[Layout annotation records]

◆ ◆ ◆ ◆ ◆

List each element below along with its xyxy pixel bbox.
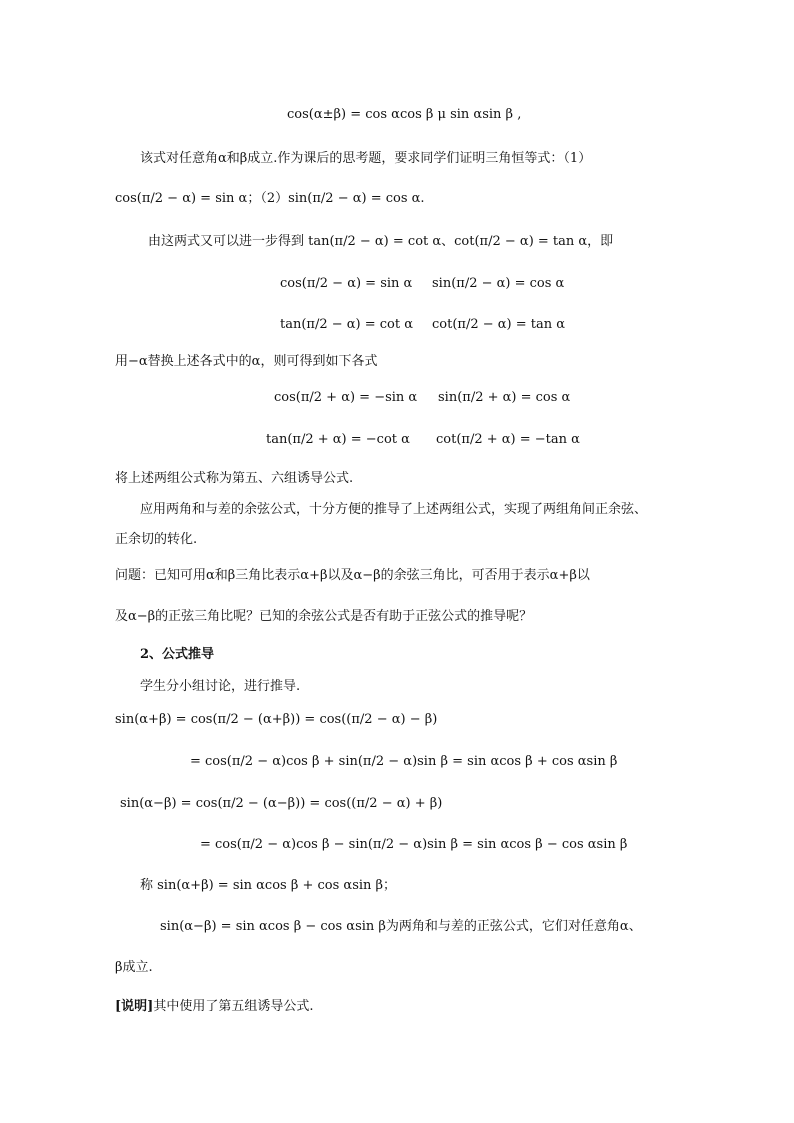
paragraph-holds: β成立. bbox=[115, 960, 153, 975]
derivation-diff-line1: sin(α−β) = cos(π/2 − (α−β)) = cos((π/2 − α) + β) bbox=[120, 796, 443, 811]
derivation-sum-line2: = cos(π/2 − α)cos β + sin(π/2 − α)sin β = sin αcos β + cos αsin β bbox=[190, 754, 618, 769]
formula-cos-sum-diff: cos(α±β) = cos αcos β μ sin αsin β , bbox=[287, 107, 522, 122]
formula-cot-complement: cot(π/2 − α) = tan α bbox=[432, 317, 566, 332]
note-text: 其中使用了第五组诱导公式. bbox=[153, 999, 314, 1014]
paragraph-sine-diff: sin(α−β) = sin αcos β − cos αsin β为两角和与差的正弦公式，它们对任意角α、 bbox=[160, 919, 642, 934]
formula-cot-supplement: cot(π/2 + α) = −tan α bbox=[436, 432, 580, 447]
paragraph-named-formulas: 将上述两组公式称为第五、六组诱导公式. bbox=[115, 471, 354, 486]
paragraph-apply-line1: 应用两角和与差的余弦公式，十分方便的推导了上述两组公式，实现了两组角间正余弦、 bbox=[140, 502, 648, 517]
note-label: [说明] bbox=[115, 999, 154, 1014]
identity-formulas-1-2: cos(π/2 − α) = sin α；（2）sin(π/2 − α) = cos α. bbox=[115, 191, 425, 206]
paragraph-replace-alpha: 用−α替换上述各式中的α，则可得到如下各式 bbox=[115, 354, 378, 369]
formula-tan-complement: tan(π/2 − α) = cot α bbox=[280, 317, 414, 332]
paragraph-holds-any-angle: 该式对任意角α和β成立.作为课后的思考题，要求同学们证明三角恒等式：（1） bbox=[140, 151, 592, 166]
note bbox=[115, 997, 313, 1017]
formula-sin-complement: sin(π/2 − α) = cos α bbox=[432, 276, 565, 291]
paragraph-question-line1: 问题：已知可用α和β三角比表示α+β以及α−β的余弦三角比，可否用于表示α+β以 bbox=[115, 568, 590, 583]
paragraph-further-derivation: 由这两式又可以进一步得到 tan(π/2 − α) = cot α、cot(π/2 − α) = tan α，即 bbox=[148, 234, 614, 249]
paragraph-apply-line2: 正余切的转化. bbox=[115, 532, 198, 547]
derivation-sum-line1: sin(α+β) = cos(π/2 − (α+β)) = cos((π/2 − α) − β) bbox=[115, 712, 438, 727]
paragraph-question-line2: 及α−β的正弦三角比呢？已知的余弦公式是否有助于正弦公式的推导呢？ bbox=[115, 609, 533, 624]
derivation-diff-line2: = cos(π/2 − α)cos β − sin(π/2 − α)sin β = sin αcos β − cos αsin β bbox=[200, 837, 628, 852]
formula-sin-supplement: sin(π/2 + α) = cos α bbox=[438, 390, 571, 405]
paragraph-called-sine-sum: 称 sin(α+β) = sin αcos β + cos αsin β； bbox=[140, 878, 397, 893]
formula-cos-supplement: cos(π/2 + α) = −sin α bbox=[274, 390, 418, 405]
formula-tan-supplement: tan(π/2 + α) = −cot α bbox=[266, 432, 410, 447]
section-heading: 2、公式推导 bbox=[140, 647, 215, 662]
formula-cos-complement: cos(π/2 − α) = sin α bbox=[280, 276, 413, 291]
paragraph-group-discussion: 学生分小组讨论，进行推导. bbox=[140, 679, 301, 694]
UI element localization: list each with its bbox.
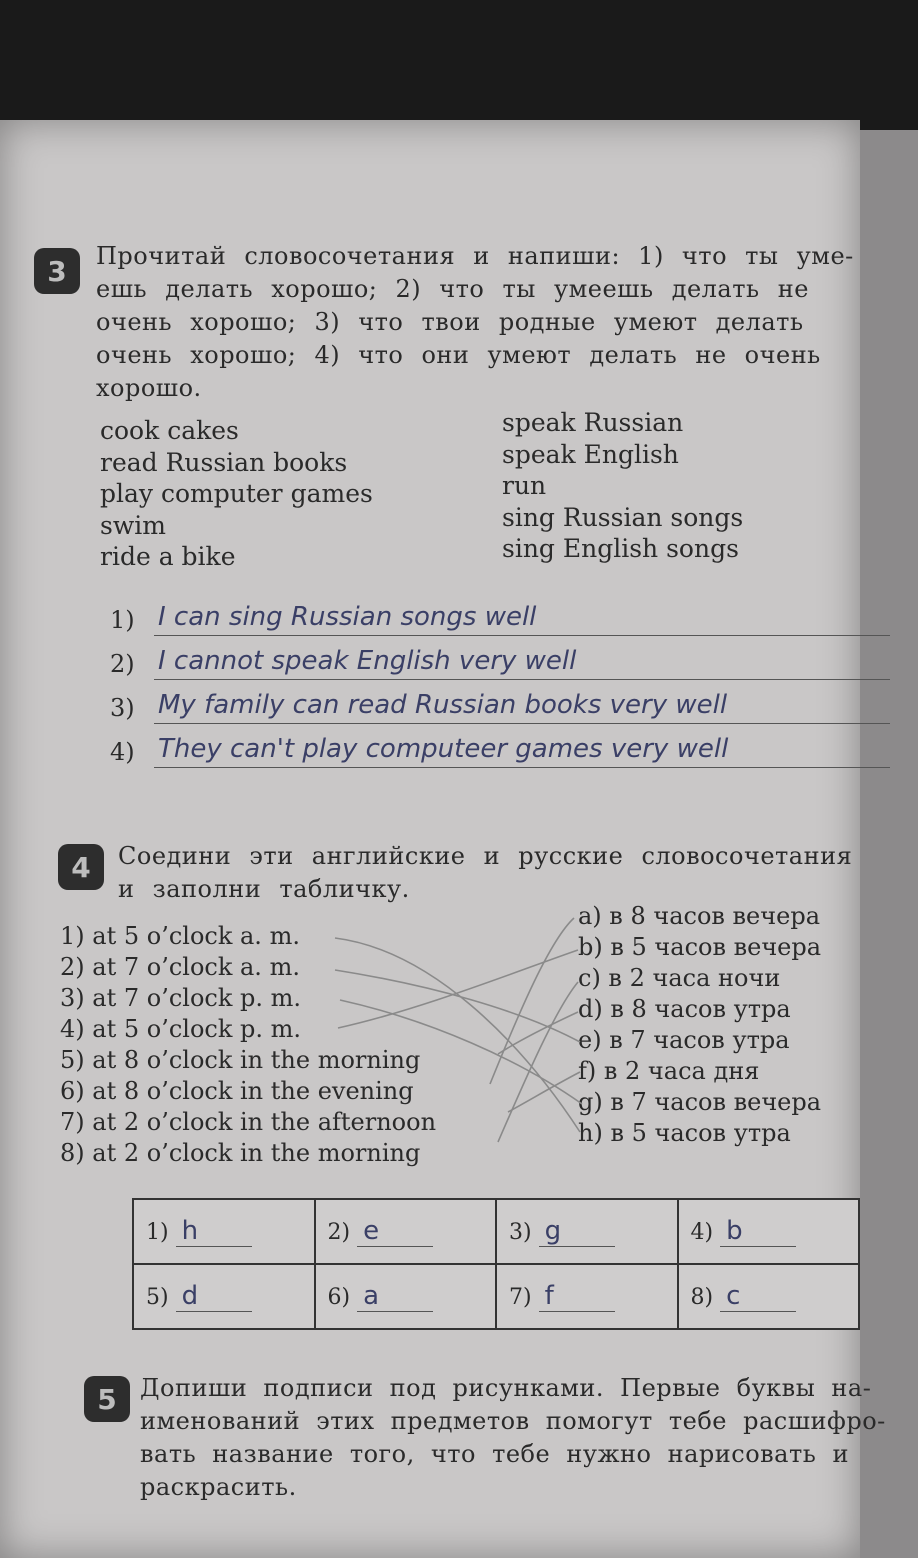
cell-number: 7) — [509, 1285, 532, 1310]
cell-number: 3) — [509, 1220, 532, 1245]
cell-answer: d — [176, 1281, 252, 1312]
table-cell[interactable] — [678, 1264, 860, 1329]
english-item: 4) at 5 o’clock p. m. — [60, 1015, 302, 1043]
russian-item: e) в 7 часов утра — [578, 1026, 790, 1054]
phrase-item: ride a bike — [100, 542, 236, 571]
table-cell[interactable] — [678, 1199, 860, 1264]
cell-answer: c — [720, 1281, 796, 1312]
task-line: ешь делать хорошо; 2) что ты умеешь делать не — [96, 275, 809, 303]
task-line: очень хорошо; 3) что твои родные умеют делать — [96, 308, 804, 336]
russian-item: d) в 8 часов утра — [578, 995, 791, 1023]
english-item: 8) at 2 o’clock in the morning — [60, 1139, 421, 1167]
task-line: раскрасить. — [140, 1473, 297, 1501]
task-line: очень хорошо; 4) что они умеют делать не очень — [96, 341, 821, 369]
english-item: 1) at 5 o’clock a. m. — [60, 922, 300, 950]
task-line: Допиши подписи под рисунками. Первые буквы на- — [140, 1374, 872, 1402]
exercise-3-badge: 3 — [34, 248, 80, 294]
task-line: вать название того, что тебе нужно нарисовать и — [140, 1440, 849, 1468]
task-line: хорошо. — [96, 374, 202, 402]
table-cell[interactable] — [496, 1199, 678, 1264]
task-line: именований этих предметов помогут тебе расшифро- — [140, 1407, 886, 1435]
phrase-item: run — [502, 471, 547, 500]
handwritten-answer: My family can read Russian books very well — [158, 690, 728, 720]
cell-answer: b — [720, 1216, 796, 1247]
answer-number: 1) — [110, 606, 135, 634]
cell-number: 4) — [690, 1220, 714, 1245]
match-line — [335, 938, 580, 1132]
table-cell[interactable] — [496, 1264, 678, 1329]
phrase-item: sing English songs — [502, 534, 739, 563]
phrase-item: speak Russian — [502, 408, 684, 437]
answer-number: 2) — [110, 650, 135, 678]
cell-answer: a — [357, 1281, 433, 1312]
cell-answer: e — [357, 1216, 433, 1247]
table-cell[interactable] — [315, 1264, 497, 1329]
phrase-item: read Russian books — [100, 447, 348, 477]
russian-item: a) в 8 часов вечера — [578, 902, 821, 930]
english-item: 7) at 2 o’clock in the afternoon — [60, 1108, 437, 1136]
match-line — [340, 1000, 582, 1104]
russian-item: b) в 5 часов вечера — [578, 933, 822, 961]
handwritten-answer: They can't play computeer games very well — [158, 734, 729, 764]
match-line — [490, 918, 574, 1084]
cell-number: 8) — [690, 1285, 714, 1310]
match-line — [338, 950, 578, 1028]
cell-answer: g — [539, 1216, 615, 1247]
task-line: Прочитай словосочетания и напиши: 1) что ты уме- — [96, 242, 854, 270]
english-item: 2) at 7 o’clock a. m. — [60, 953, 300, 981]
handwritten-answer: I cannot speak English very well — [158, 646, 577, 676]
phrase-item: play computer games — [100, 479, 373, 508]
cell-number: 1) — [146, 1220, 169, 1245]
russian-item: f) в 2 часа дня — [578, 1057, 760, 1085]
cell-answer: h — [176, 1216, 252, 1247]
answer-number: 4) — [110, 738, 135, 766]
phrase-item: sing Russian songs — [502, 502, 744, 532]
cell-answer: f — [539, 1281, 615, 1312]
phrase-item: speak English — [502, 439, 679, 469]
russian-item: h) в 5 часов утра — [578, 1119, 791, 1147]
english-item: 3) at 7 o’clock p. m. — [60, 984, 302, 1012]
match-line — [508, 1072, 580, 1112]
answer-table — [132, 1198, 860, 1330]
handwritten-answer: I can sing Russian songs well — [158, 602, 537, 632]
table-cell[interactable] — [315, 1199, 497, 1264]
cell-number: 2) — [327, 1220, 351, 1245]
phrase-item: cook cakes — [100, 416, 239, 445]
cell-number: 5) — [146, 1285, 169, 1310]
match-line — [335, 970, 580, 1042]
match-line — [498, 982, 578, 1142]
russian-item: c) в 2 часа ночи — [578, 964, 781, 992]
russian-item: g) в 7 часов вечера — [578, 1088, 822, 1116]
phrase-item: swim — [100, 510, 166, 540]
english-item: 5) at 8 o’clock in the morning — [60, 1046, 421, 1074]
english-item: 6) at 8 o’clock in the evening — [60, 1077, 414, 1105]
match-line — [498, 1012, 578, 1054]
answer-number: 3) — [110, 694, 135, 722]
cell-number: 6) — [327, 1285, 351, 1310]
table-cell[interactable] — [133, 1199, 315, 1264]
table-cell[interactable] — [133, 1264, 315, 1329]
exercise-5-instructions — [140, 1372, 910, 1504]
task-line: и заполни табличку. — [118, 875, 410, 903]
task-line: Соедини эти английские и русские словосочетания — [118, 842, 853, 870]
exercise-5-badge: 5 — [84, 1376, 130, 1422]
exercise-4-badge: 4 — [58, 844, 104, 890]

◆ ◆ ◆ ◆ ◆

** Aim **
From the listing, take the lines beginning with the one that has "cell-number: 7) — [509, 1285, 532, 1310]" and stopping after the one that has "russian-item: d) в". Render only those lines as a numbered list, leaving out any blank lines.

** Exercise response **
1. cell-number: 7) — [509, 1285, 532, 1310]
2. cell-number: 3) — [509, 1220, 532, 1245]
3. cell-answer: d — [176, 1281, 252, 1312]
4. table-cell[interactable] — [678, 1264, 860, 1329]
5. english-item: 4) at 5 o’clock p. m. — [60, 1015, 302, 1043]
6. russian-item: e) в 7 часов утра — [578, 1026, 790, 1054]
7. phrase-item: ride a bike — [100, 542, 236, 571]
8. table-cell[interactable] — [678, 1199, 860, 1264]
9. cell-answer: c — [720, 1281, 796, 1312]
10. task-line: ешь делать хорошо; 2) что ты умеешь делать не — [96, 275, 809, 303]
11. task-line: очень хорошо; 3) что твои родные умеют делать — [96, 308, 804, 336]
12. russian-item: d) в 8 часов утра — [578, 995, 791, 1023]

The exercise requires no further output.